> [WHAT TO PRODUCE]: Output each entry verbatim and exclude every picture from it.

> [EXERCISE INPUTS]:
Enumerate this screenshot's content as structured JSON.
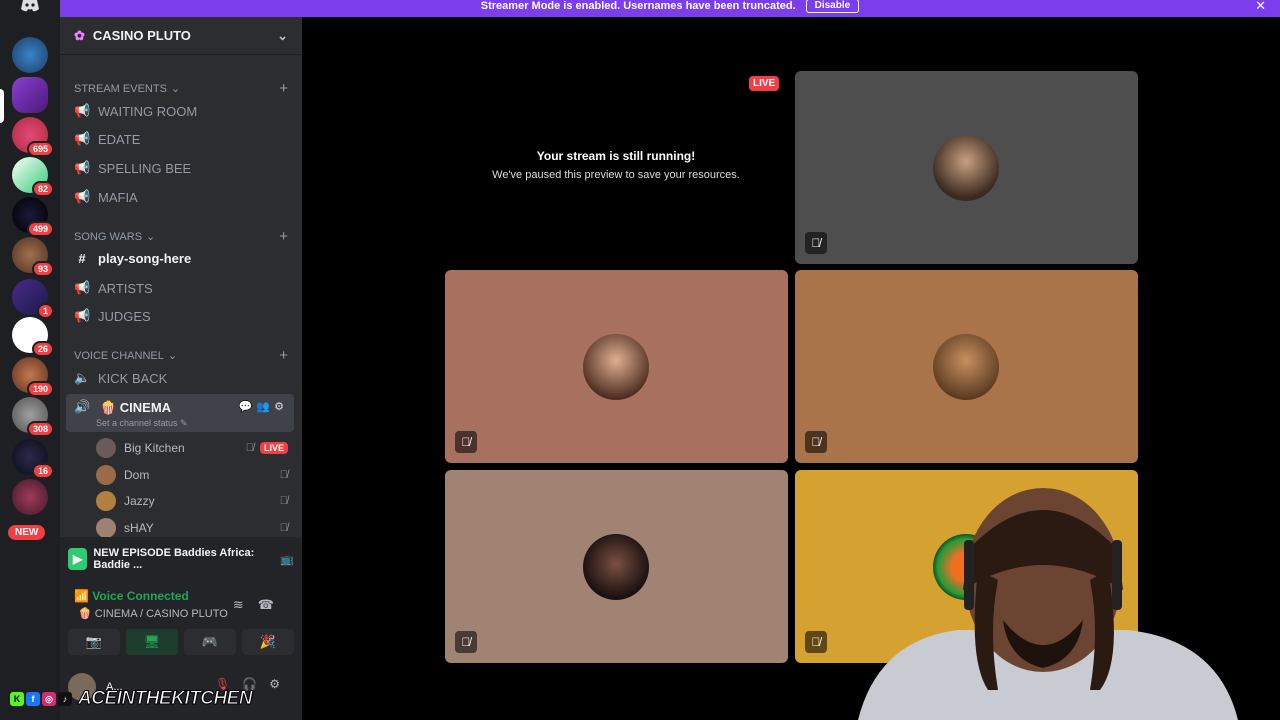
{
  "banner": {
    "message": "Streamer Mode is enabled. Usernames have been truncated.",
    "disable_label": "Disable",
    "close": "✕"
  },
  "guild_badges": [
    "695",
    "82",
    "499",
    "93",
    "1",
    "26",
    "190",
    "308",
    "16"
  ],
  "guild_new_label": "NEW",
  "server": {
    "name": "CASINO PLUTO"
  },
  "categories": {
    "stream_events": "STREAM EVENTS",
    "song_wars": "SONG WARS",
    "voice_channel": "VOICE CHANNEL"
  },
  "channels": {
    "waiting_room": "WAITING ROOM",
    "edate": "EDATE",
    "spelling_bee": "SPELLING BEE",
    "mafia": "MAFIA",
    "play_song_here": "play-song-here",
    "artists": "ARTISTS",
    "judges": "JUDGES",
    "kick_back": "KICK BACK",
    "cinema": "🍿 CINEMA",
    "cinema_status": "Set a channel status ✎"
  },
  "voice_users": [
    {
      "name": "Big Kitchen",
      "live": "LIVE"
    },
    {
      "name": "Dom"
    },
    {
      "name": "Jazzy"
    },
    {
      "name": "sHAY"
    }
  ],
  "now_playing": "NEW EPISODE Baddies Africa: Baddie ...",
  "voice": {
    "connected_label": "Voice Connected",
    "location": "🍿 CINEMA / CASINO PLUTO"
  },
  "user_bar": {
    "name": "A..."
  },
  "stage": {
    "live_label": "LIVE",
    "paused_title": "Your stream is still running!",
    "paused_sub": "We've paused this preview to save your resources."
  },
  "overlay": {
    "handle": "ACEINTHEKITCHEN"
  },
  "colors": {
    "accent": "#7c3ded",
    "live": "#f23f43",
    "connected": "#23a55a"
  }
}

> [RESULT FOR THIS EXERCISE]:
Enumerate this screenshot's content as structured JSON.
{
  "banner": {
    "message": "Streamer Mode is enabled. Usernames have been truncated.",
    "disable_label": "Disable",
    "close": "✕"
  },
  "guild_badges": [
    "695",
    "82",
    "499",
    "93",
    "1",
    "26",
    "190",
    "308",
    "16"
  ],
  "guild_new_label": "NEW",
  "server": {
    "name": "CASINO PLUTO"
  },
  "categories": {
    "stream_events": "STREAM EVENTS",
    "song_wars": "SONG WARS",
    "voice_channel": "VOICE CHANNEL"
  },
  "channels": {
    "waiting_room": "WAITING ROOM",
    "edate": "EDATE",
    "spelling_bee": "SPELLING BEE",
    "mafia": "MAFIA",
    "play_song_here": "play-song-here",
    "artists": "ARTISTS",
    "judges": "JUDGES",
    "kick_back": "KICK BACK",
    "cinema": "🍿 CINEMA",
    "cinema_status": "Set a channel status ✎"
  },
  "voice_users": [
    {
      "name": "Big Kitchen",
      "live": "LIVE"
    },
    {
      "name": "Dom"
    },
    {
      "name": "Jazzy"
    },
    {
      "name": "sHAY"
    }
  ],
  "now_playing": "NEW EPISODE Baddies Africa: Baddie ...",
  "voice": {
    "connected_label": "Voice Connected",
    "location": "🍿 CINEMA / CASINO PLUTO"
  },
  "user_bar": {
    "name": "A..."
  },
  "stage": {
    "live_label": "LIVE",
    "paused_title": "Your stream is still running!",
    "paused_sub": "We've paused this preview to save your resources."
  },
  "overlay": {
    "handle": "ACEINTHEKITCHEN"
  },
  "colors": {
    "accent": "#7c3ded",
    "live": "#f23f43",
    "connected": "#23a55a"
  }
}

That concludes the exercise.